** Text block **
--------------------------------
An obtw, I was told by "the" tire guy at my dealership that there should be a 10psi difference between front and rear tires. If the rears have the same psi as the fronts the handling characteristics are compromised. Could be a problem in an emergency situation. That being said, when towing I do 80psi front and 70psi rear. Not towing I do 75psi front and 65psi rear.

Got a bit off subject but just thought I'd pass this info along.

kenneth e holman
01-02-2017, 07:26 PM
I have steel wheels on my ram dually with chrome wheel covers so no problem rotating.

Eagleback
01-02-2017, 11:45 PM
Aluminum rims are pretty but have limitations so on the advice of a few transporters I opted to go with steel rims and use them with simulators so then i can rotate all he tires with out having to just do the tire. IMHO steel rim is the only way to go and i can even use the spare in the rotation if i would like too.
--------------------------------
** Source information **
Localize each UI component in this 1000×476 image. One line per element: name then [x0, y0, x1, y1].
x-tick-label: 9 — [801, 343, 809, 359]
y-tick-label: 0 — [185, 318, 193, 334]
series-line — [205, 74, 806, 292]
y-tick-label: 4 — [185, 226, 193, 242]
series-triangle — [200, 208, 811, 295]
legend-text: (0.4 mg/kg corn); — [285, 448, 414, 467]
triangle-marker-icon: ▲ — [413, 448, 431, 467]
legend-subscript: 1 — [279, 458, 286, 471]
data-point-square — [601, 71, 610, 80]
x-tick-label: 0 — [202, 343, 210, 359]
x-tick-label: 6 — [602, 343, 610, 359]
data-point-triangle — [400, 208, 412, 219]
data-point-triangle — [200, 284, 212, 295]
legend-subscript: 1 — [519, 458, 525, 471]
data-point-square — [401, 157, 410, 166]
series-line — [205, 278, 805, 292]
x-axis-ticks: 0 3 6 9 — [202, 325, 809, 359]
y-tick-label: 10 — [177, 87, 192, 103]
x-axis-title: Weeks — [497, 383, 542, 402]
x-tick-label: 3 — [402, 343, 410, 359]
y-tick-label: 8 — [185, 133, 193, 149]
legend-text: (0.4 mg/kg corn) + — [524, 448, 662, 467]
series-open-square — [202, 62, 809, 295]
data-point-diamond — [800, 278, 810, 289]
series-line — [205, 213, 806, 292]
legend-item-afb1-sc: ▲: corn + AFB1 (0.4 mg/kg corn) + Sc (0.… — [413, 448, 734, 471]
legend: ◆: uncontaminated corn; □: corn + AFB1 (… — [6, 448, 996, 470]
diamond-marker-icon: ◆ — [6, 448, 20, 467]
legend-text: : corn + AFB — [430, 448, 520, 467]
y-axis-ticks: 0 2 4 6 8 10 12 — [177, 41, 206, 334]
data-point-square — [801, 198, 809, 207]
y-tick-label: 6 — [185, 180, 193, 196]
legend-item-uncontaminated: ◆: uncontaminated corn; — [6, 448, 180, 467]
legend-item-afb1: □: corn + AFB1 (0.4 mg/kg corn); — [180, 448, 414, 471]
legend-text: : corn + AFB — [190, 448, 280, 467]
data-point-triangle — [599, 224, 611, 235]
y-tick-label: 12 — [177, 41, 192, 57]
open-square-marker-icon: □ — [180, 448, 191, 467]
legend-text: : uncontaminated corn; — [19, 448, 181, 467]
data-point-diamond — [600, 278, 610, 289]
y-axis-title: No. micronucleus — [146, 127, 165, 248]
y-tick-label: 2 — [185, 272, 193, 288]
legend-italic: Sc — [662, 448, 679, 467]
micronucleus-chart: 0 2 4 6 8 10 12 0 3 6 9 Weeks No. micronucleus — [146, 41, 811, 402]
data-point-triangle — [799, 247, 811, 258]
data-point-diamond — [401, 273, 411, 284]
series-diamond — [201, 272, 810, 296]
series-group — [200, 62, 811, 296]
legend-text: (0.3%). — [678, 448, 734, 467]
--------------------------------
Summarize the forum thread about tire pressure and wheels in two sentences.

One poster says a dealership tire guy recommended a 10 psi difference between front and rear tires for safe handling, and reports running 80 psi front and 70 psi rear when towing, or 75 and 65 when not towing. kenneth e holman and Eagleback both say steel wheels make rotating tires easy, and Eagleback adds that steel rims with simulators let all the tires, even the spare, be rotated.